• WORK INSTRUCTIONS: Lift out all lines below that contain "TOTAL".

⟨

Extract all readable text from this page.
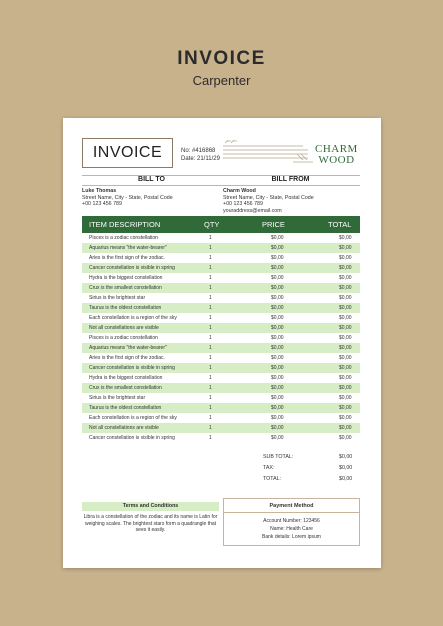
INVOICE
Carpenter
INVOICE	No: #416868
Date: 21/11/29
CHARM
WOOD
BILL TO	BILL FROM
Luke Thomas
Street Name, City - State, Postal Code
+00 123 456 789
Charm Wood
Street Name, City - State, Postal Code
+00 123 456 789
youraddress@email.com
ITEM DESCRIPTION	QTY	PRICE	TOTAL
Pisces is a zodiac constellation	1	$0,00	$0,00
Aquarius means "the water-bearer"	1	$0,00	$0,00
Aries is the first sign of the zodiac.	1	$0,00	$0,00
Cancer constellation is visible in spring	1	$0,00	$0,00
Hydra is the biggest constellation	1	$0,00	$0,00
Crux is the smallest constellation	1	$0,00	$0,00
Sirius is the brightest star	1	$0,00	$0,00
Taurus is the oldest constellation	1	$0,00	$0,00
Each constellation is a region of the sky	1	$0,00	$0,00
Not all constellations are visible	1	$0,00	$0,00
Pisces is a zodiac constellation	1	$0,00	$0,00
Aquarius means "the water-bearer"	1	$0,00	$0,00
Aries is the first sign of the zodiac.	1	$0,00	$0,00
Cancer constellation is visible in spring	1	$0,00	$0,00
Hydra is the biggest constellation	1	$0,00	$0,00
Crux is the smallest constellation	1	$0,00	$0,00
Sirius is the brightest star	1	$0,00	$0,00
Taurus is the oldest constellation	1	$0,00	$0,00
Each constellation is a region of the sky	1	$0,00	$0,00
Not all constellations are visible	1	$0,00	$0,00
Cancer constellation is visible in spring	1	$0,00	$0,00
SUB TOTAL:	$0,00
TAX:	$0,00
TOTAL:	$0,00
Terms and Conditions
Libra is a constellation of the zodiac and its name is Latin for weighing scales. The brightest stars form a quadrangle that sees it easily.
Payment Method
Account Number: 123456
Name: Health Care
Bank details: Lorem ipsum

⟩
⟨

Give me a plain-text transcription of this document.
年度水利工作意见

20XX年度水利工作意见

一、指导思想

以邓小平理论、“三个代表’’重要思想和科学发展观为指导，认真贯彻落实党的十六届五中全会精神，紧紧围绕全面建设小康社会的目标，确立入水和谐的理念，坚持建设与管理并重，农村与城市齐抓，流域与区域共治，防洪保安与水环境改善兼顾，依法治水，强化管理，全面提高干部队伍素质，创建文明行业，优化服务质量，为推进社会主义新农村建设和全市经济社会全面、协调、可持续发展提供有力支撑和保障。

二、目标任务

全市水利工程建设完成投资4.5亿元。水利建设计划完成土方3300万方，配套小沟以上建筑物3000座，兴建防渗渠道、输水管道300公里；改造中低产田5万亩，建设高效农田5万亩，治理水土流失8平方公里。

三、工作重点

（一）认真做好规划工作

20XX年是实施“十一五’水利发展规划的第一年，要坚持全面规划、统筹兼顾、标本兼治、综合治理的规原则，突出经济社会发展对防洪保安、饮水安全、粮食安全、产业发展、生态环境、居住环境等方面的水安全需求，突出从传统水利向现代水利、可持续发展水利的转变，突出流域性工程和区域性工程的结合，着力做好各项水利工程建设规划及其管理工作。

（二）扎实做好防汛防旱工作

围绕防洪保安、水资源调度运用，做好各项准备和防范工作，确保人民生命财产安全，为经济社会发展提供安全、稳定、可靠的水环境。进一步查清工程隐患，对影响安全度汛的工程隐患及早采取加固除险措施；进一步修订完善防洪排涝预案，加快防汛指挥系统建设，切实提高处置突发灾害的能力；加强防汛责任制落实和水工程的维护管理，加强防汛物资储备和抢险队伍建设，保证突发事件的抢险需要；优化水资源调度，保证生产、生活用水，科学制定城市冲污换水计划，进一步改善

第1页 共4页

⟩
⟨

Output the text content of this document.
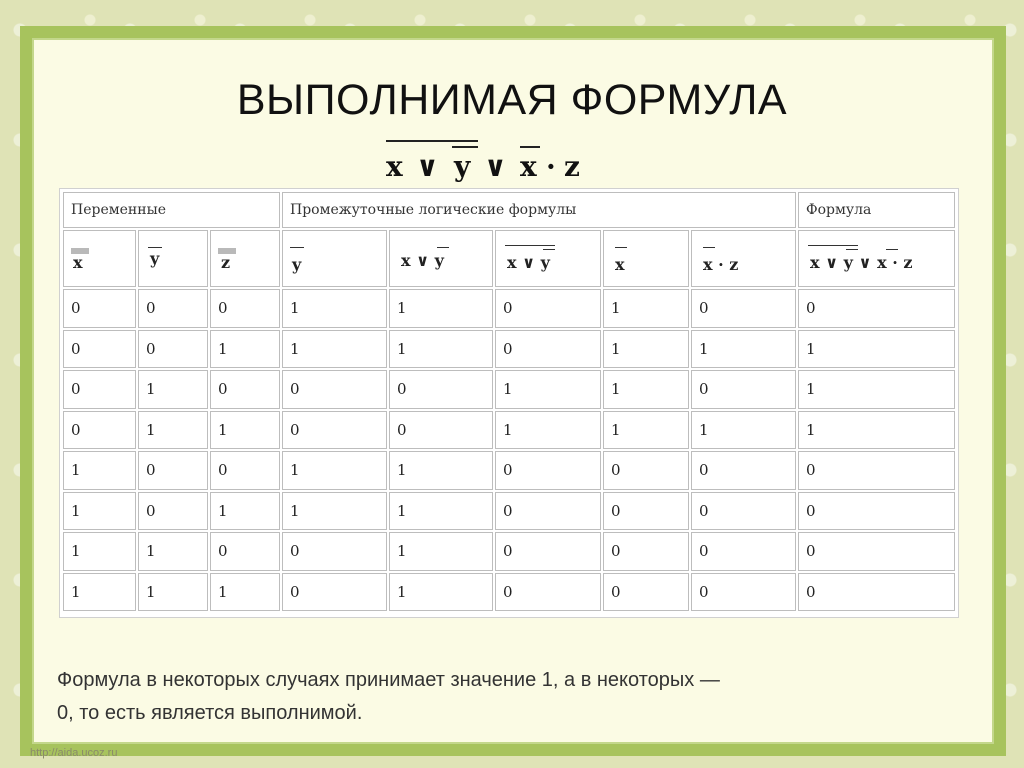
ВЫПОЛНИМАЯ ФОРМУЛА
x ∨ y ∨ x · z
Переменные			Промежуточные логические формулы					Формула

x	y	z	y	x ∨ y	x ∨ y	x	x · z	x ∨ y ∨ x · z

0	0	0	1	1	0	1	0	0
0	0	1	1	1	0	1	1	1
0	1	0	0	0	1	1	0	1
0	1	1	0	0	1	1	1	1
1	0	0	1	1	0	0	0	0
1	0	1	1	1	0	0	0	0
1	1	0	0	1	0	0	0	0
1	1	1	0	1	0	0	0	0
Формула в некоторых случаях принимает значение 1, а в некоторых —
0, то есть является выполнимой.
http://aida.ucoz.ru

⟩

• TASK ANSWER:
ITEM DESCRIPTION	QTY	PRICE	TOTAL
SUB TOTAL:	$0,00
TOTAL:	$0,00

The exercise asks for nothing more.